Stated task:
What follows are records. Restate all of them word for word.

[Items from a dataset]
══════

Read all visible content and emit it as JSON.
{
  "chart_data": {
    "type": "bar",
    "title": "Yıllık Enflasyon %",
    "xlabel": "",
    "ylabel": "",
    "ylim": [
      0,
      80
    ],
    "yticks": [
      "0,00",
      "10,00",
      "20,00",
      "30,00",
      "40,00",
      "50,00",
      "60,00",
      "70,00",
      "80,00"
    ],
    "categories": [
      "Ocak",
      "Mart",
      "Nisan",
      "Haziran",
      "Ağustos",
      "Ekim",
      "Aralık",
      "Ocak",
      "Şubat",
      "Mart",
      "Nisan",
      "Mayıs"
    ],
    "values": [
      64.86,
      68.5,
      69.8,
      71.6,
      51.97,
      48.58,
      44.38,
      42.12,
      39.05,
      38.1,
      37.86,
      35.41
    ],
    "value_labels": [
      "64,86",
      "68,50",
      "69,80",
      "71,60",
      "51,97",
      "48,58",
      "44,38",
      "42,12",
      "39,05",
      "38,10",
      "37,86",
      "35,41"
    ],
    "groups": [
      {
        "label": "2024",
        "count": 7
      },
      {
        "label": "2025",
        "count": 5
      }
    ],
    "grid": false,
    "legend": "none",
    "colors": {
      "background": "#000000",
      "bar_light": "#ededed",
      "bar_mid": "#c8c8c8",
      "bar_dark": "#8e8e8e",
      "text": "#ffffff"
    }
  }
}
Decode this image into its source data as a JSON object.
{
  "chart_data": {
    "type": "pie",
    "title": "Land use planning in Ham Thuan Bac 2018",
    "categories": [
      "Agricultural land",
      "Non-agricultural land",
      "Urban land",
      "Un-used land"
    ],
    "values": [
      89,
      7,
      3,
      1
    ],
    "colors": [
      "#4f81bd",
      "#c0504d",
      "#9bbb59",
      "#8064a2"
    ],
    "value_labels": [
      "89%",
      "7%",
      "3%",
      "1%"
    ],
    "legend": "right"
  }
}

══════

The result:
Read all visible content and emit it as JSON.
{
  "chart_data": {
    "type": "bar",
    "title": "Yıllık Enflasyon %",
    "xlabel": "",
    "ylabel": "",
    "ylim": [
      0,
      80
    ],
    "yticks": [
      "0,00",
      "10,00",
      "20,00",
      "30,00",
      "40,00",
      "50,00",
      "60,00",
      "70,00",
      "80,00"
    ],
    "categories": [
      "Ocak",
      "Mart",
      "Nisan",
      "Haziran",
      "Ağustos",
      "Ekim",
      "Aralık",
      "Ocak",
      "Şubat",
      "Mart",
      "Nisan",
      "Mayıs"
    ],
    "values": [
      64.86,
      68.5,
      69.8,
      71.6,
      51.97,
      48.58,
      44.38,
      42.12,
      39.05,
      38.1,
      37.86,
      35.41
    ],
    "value_labels": [
      "64,86",
      "68,50",
      "69,80",
      "71,60",
      "51,97",
      "48,58",
      "44,38",
      "42,12",
      "39,05",
      "38,10",
      "37,86",
      "35,41"
    ],
    "groups": [
      {
        "label": "2024",
        "count": 7
      },
      {
        "label": "2025",
        "count": 5
      }
    ],
    "grid": false,
    "legend": "none",
    "colors": {
      "background": "#000000",
      "bar_light": "#ededed",
      "bar_mid": "#c8c8c8",
      "bar_dark": "#8e8e8e",
      "text": "#ffffff"
    }
  }
}
Decode this image into its source data as a JSON object.
{
  "chart_data": {
    "type": "pie",
    "title": "Land use planning in Ham Thuan Bac 2018",
    "categories": [
      "Agricultural land",
      "Non-agricultural land",
      "Urban land",
      "Un-used land"
    ],
    "values": [
      89,
      7,
      3,
      1
    ],
    "colors": [
      "#4f81bd",
      "#c0504d",
      "#9bbb59",
      "#8064a2"
    ],
    "value_labels": [
      "89%",
      "7%",
      "3%",
      "1%"
    ],
    "legend": "right"
  }
}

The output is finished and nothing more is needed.